>> begin GIVEN RECORDS

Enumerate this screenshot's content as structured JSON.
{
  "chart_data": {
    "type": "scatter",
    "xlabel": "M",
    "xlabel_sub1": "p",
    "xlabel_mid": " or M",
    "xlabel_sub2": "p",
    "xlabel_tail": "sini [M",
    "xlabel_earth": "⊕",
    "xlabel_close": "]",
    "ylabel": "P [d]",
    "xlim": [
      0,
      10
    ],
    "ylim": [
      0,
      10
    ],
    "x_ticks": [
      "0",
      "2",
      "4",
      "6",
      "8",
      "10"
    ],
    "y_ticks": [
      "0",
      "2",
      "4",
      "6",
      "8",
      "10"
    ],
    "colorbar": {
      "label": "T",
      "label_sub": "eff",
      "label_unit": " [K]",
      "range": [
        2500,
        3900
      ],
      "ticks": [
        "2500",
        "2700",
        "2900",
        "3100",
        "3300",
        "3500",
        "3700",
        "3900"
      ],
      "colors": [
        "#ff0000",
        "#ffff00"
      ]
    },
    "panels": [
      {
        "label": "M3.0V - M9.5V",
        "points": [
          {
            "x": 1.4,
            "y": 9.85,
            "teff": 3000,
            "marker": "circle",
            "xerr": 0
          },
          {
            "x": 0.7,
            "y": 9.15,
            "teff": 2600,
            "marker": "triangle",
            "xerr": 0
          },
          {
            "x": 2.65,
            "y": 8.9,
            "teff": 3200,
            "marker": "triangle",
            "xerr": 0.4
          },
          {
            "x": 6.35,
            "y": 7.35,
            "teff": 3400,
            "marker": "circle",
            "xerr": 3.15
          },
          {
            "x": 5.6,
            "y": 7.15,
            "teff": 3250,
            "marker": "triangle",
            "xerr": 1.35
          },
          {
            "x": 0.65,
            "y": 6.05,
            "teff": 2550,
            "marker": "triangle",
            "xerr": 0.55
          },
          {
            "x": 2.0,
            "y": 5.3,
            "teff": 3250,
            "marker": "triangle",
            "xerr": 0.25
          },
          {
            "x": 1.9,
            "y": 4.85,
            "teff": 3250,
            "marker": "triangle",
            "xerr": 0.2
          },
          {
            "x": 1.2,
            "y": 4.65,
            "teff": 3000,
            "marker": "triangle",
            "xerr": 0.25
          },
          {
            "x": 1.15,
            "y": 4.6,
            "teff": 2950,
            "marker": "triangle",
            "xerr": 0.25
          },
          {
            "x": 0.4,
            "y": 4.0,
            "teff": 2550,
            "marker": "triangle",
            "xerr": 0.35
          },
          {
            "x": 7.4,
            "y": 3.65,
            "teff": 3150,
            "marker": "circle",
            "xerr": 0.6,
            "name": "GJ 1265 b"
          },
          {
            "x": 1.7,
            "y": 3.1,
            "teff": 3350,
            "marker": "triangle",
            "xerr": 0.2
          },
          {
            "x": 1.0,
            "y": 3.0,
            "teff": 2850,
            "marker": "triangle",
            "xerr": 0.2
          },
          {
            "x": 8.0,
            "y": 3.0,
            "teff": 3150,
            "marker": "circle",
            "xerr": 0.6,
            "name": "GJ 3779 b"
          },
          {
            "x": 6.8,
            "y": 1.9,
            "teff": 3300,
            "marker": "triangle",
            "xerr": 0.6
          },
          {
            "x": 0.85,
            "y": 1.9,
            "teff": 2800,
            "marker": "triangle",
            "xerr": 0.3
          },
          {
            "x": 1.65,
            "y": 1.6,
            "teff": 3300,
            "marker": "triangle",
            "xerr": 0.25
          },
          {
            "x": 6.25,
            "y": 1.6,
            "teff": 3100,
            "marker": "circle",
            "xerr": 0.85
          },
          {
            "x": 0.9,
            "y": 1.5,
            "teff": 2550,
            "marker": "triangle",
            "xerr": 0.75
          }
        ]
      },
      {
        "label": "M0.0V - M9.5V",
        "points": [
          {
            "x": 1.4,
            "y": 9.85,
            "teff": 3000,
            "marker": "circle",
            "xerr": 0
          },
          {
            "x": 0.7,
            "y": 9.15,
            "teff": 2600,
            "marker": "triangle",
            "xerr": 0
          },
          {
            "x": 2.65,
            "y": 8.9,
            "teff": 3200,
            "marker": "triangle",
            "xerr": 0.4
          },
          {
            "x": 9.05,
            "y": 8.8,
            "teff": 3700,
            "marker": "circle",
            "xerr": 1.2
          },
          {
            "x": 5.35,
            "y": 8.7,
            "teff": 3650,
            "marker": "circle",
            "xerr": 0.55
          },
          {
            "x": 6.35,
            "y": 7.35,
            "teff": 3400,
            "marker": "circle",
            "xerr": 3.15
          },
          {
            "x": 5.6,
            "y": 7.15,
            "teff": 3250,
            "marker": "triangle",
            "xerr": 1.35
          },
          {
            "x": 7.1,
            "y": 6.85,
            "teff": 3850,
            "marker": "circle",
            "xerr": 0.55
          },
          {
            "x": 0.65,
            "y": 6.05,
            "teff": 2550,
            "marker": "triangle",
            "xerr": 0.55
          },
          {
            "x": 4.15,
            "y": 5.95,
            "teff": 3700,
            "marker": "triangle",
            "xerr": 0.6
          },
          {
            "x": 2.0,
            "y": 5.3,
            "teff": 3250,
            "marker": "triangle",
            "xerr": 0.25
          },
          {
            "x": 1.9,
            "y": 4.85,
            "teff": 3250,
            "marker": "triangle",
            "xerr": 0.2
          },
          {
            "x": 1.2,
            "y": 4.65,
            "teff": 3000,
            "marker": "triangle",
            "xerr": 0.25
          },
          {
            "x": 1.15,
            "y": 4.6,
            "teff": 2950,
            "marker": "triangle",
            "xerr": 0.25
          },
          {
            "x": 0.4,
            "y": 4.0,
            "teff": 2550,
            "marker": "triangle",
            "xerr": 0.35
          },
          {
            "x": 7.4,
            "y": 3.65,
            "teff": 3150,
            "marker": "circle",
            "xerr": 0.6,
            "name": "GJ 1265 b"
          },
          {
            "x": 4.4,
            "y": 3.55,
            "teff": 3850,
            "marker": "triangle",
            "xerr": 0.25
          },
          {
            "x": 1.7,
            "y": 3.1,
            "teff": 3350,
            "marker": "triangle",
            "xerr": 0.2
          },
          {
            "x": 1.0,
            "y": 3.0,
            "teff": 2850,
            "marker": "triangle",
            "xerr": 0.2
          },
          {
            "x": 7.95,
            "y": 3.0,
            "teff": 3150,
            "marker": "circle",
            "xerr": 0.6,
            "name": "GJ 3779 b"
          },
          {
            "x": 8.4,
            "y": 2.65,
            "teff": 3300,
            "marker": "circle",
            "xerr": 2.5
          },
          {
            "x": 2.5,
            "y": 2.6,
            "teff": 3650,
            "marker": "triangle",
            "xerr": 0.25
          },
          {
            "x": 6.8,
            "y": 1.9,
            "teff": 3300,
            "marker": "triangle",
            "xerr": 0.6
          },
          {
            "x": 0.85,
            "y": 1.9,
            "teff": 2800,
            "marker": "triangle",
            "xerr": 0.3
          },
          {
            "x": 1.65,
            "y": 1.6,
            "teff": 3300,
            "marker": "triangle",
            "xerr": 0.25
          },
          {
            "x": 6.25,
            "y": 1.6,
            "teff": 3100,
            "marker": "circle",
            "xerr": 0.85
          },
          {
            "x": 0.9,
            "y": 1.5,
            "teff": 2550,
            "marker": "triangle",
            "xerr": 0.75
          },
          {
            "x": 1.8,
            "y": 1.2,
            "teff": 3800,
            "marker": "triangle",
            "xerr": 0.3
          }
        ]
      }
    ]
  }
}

>> end GIVEN RECORDS

WHAT THE TASK ASKS:
Please set down each line of the records exactly as given.

OUTPUT FOR THIS TASK:
Enumerate this screenshot's content as structured JSON.
{
  "chart_data": {
    "type": "scatter",
    "xlabel": "M",
    "xlabel_sub1": "p",
    "xlabel_mid": " or M",
    "xlabel_sub2": "p",
    "xlabel_tail": "sini [M",
    "xlabel_earth": "⊕",
    "xlabel_close": "]",
    "ylabel": "P [d]",
    "xlim": [
      0,
      10
    ],
    "ylim": [
      0,
      10
    ],
    "x_ticks": [
      "0",
      "2",
      "4",
      "6",
      "8",
      "10"
    ],
    "y_ticks": [
      "0",
      "2",
      "4",
      "6",
      "8",
      "10"
    ],
    "colorbar": {
      "label": "T",
      "label_sub": "eff",
      "label_unit": " [K]",
      "range": [
        2500,
        3900
      ],
      "ticks": [
        "2500",
        "2700",
        "2900",
        "3100",
        "3300",
        "3500",
        "3700",
        "3900"
      ],
      "colors": [
        "#ff0000",
        "#ffff00"
      ]
    },
    "panels": [
      {
        "label": "M3.0V - M9.5V",
        "points": [
          {
            "x": 1.4,
            "y": 9.85,
            "teff": 3000,
            "marker": "circle",
            "xerr": 0
          },
          {
            "x": 0.7,
            "y": 9.15,
            "teff": 2600,
            "marker": "triangle",
            "xerr": 0
          },
          {
            "x": 2.65,
            "y": 8.9,
            "teff": 3200,
            "marker": "triangle",
            "xerr": 0.4
          },
          {
            "x": 6.35,
            "y": 7.35,
            "teff": 3400,
            "marker": "circle",
            "xerr": 3.15
          },
          {
            "x": 5.6,
            "y": 7.15,
            "teff": 3250,
            "marker": "triangle",
            "xerr": 1.35
          },
          {
            "x": 0.65,
            "y": 6.05,
            "teff": 2550,
            "marker": "triangle",
            "xerr": 0.55
          },
          {
            "x": 2.0,
            "y": 5.3,
            "teff": 3250,
            "marker": "triangle",
            "xerr": 0.25
          },
          {
            "x": 1.9,
            "y": 4.85,
            "teff": 3250,
            "marker": "triangle",
            "xerr": 0.2
          },
          {
            "x": 1.2,
            "y": 4.65,
            "teff": 3000,
            "marker": "triangle",
            "xerr": 0.25
          },
          {
            "x": 1.15,
            "y": 4.6,
            "teff": 2950,
            "marker": "triangle",
            "xerr": 0.25
          },
          {
            "x": 0.4,
            "y": 4.0,
            "teff": 2550,
            "marker": "triangle",
            "xerr": 0.35
          },
          {
            "x": 7.4,
            "y": 3.65,
            "teff": 3150,
            "marker": "circle",
            "xerr": 0.6,
            "name": "GJ 1265 b"
          },
          {
            "x": 1.7,
            "y": 3.1,
            "teff": 3350,
            "marker": "triangle",
            "xerr": 0.2
          },
          {
            "x": 1.0,
            "y": 3.0,
            "teff": 2850,
            "marker": "triangle",
            "xerr": 0.2
          },
          {
            "x": 8.0,
            "y": 3.0,
            "teff": 3150,
            "marker": "circle",
            "xerr": 0.6,
            "name": "GJ 3779 b"
          },
          {
            "x": 6.8,
            "y": 1.9,
            "teff": 3300,
            "marker": "triangle",
            "xerr": 0.6
          },
          {
            "x": 0.85,
            "y": 1.9,
            "teff": 2800,
            "marker": "triangle",
            "xerr": 0.3
          },
          {
            "x": 1.65,
            "y": 1.6,
            "teff": 3300,
            "marker": "triangle",
            "xerr": 0.25
          },
          {
            "x": 6.25,
            "y": 1.6,
            "teff": 3100,
            "marker": "circle",
            "xerr": 0.85
          },
          {
            "x": 0.9,
            "y": 1.5,
            "teff": 2550,
            "marker": "triangle",
            "xerr": 0.75
          }
        ]
      },
      {
        "label": "M0.0V - M9.5V",
        "points": [
          {
            "x": 1.4,
            "y": 9.85,
            "teff": 3000,
            "marker": "circle",
            "xerr": 0
          },
          {
            "x": 0.7,
            "y": 9.15,
            "teff": 2600,
            "marker": "triangle",
            "xerr": 0
          },
          {
            "x": 2.65,
            "y": 8.9,
            "teff": 3200,
            "marker": "triangle",
            "xerr": 0.4
          },
          {
            "x": 9.05,
            "y": 8.8,
            "teff": 3700,
            "marker": "circle",
            "xerr": 1.2
          },
          {
            "x": 5.35,
            "y": 8.7,
            "teff": 3650,
            "marker": "circle",
            "xerr": 0.55
          },
          {
            "x": 6.35,
            "y": 7.35,
            "teff": 3400,
            "marker": "circle",
            "xerr": 3.15
          },
          {
            "x": 5.6,
            "y": 7.15,
            "teff": 3250,
            "marker": "triangle",
            "xerr": 1.35
          },
          {
            "x": 7.1,
            "y": 6.85,
            "teff": 3850,
            "marker": "circle",
            "xerr": 0.55
          },
          {
            "x": 0.65,
            "y": 6.05,
            "teff": 2550,
            "marker": "triangle",
            "xerr": 0.55
          },
          {
            "x": 4.15,
            "y": 5.95,
            "teff": 3700,
            "marker": "triangle",
            "xerr": 0.6
          },
          {
            "x": 2.0,
            "y": 5.3,
            "teff": 3250,
            "marker": "triangle",
            "xerr": 0.25
          },
          {
            "x": 1.9,
            "y": 4.85,
            "teff": 3250,
            "marker": "triangle",
            "xerr": 0.2
          },
          {
            "x": 1.2,
            "y": 4.65,
            "teff": 3000,
            "marker": "triangle",
            "xerr": 0.25
          },
          {
            "x": 1.15,
            "y": 4.6,
            "teff": 2950,
            "marker": "triangle",
            "xerr": 0.25
          },
          {
            "x": 0.4,
            "y": 4.0,
            "teff": 2550,
            "marker": "triangle",
            "xerr": 0.35
          },
          {
            "x": 7.4,
            "y": 3.65,
            "teff": 3150,
            "marker": "circle",
            "xerr": 0.6,
            "name": "GJ 1265 b"
          },
          {
            "x": 4.4,
            "y": 3.55,
            "teff": 3850,
            "marker": "triangle",
            "xerr": 0.25
          },
          {
            "x": 1.7,
            "y": 3.1,
            "teff": 3350,
            "marker": "triangle",
            "xerr": 0.2
          },
          {
            "x": 1.0,
            "y": 3.0,
            "teff": 2850,
            "marker": "triangle",
            "xerr": 0.2
          },
          {
            "x": 7.95,
            "y": 3.0,
            "teff": 3150,
            "marker": "circle",
            "xerr": 0.6,
            "name": "GJ 3779 b"
          },
          {
            "x": 8.4,
            "y": 2.65,
            "teff": 3300,
            "marker": "circle",
            "xerr": 2.5
          },
          {
            "x": 2.5,
            "y": 2.6,
            "teff": 3650,
            "marker": "triangle",
            "xerr": 0.25
          },
          {
            "x": 6.8,
            "y": 1.9,
            "teff": 3300,
            "marker": "triangle",
            "xerr": 0.6
          },
          {
            "x": 0.85,
            "y": 1.9,
            "teff": 2800,
            "marker": "triangle",
            "xerr": 0.3
          },
          {
            "x": 1.65,
            "y": 1.6,
            "teff": 3300,
            "marker": "triangle",
            "xerr": 0.25
          },
          {
            "x": 6.25,
            "y": 1.6,
            "teff": 3100,
            "marker": "circle",
            "xerr": 0.85
          },
          {
            "x": 0.9,
            "y": 1.5,
            "teff": 2550,
            "marker": "triangle",
            "xerr": 0.75
          },
          {
            "x": 1.8,
            "y": 1.2,
            "teff": 3800,
            "marker": "triangle",
            "xerr": 0.3
          }
        ]
      }
    ]
  }
}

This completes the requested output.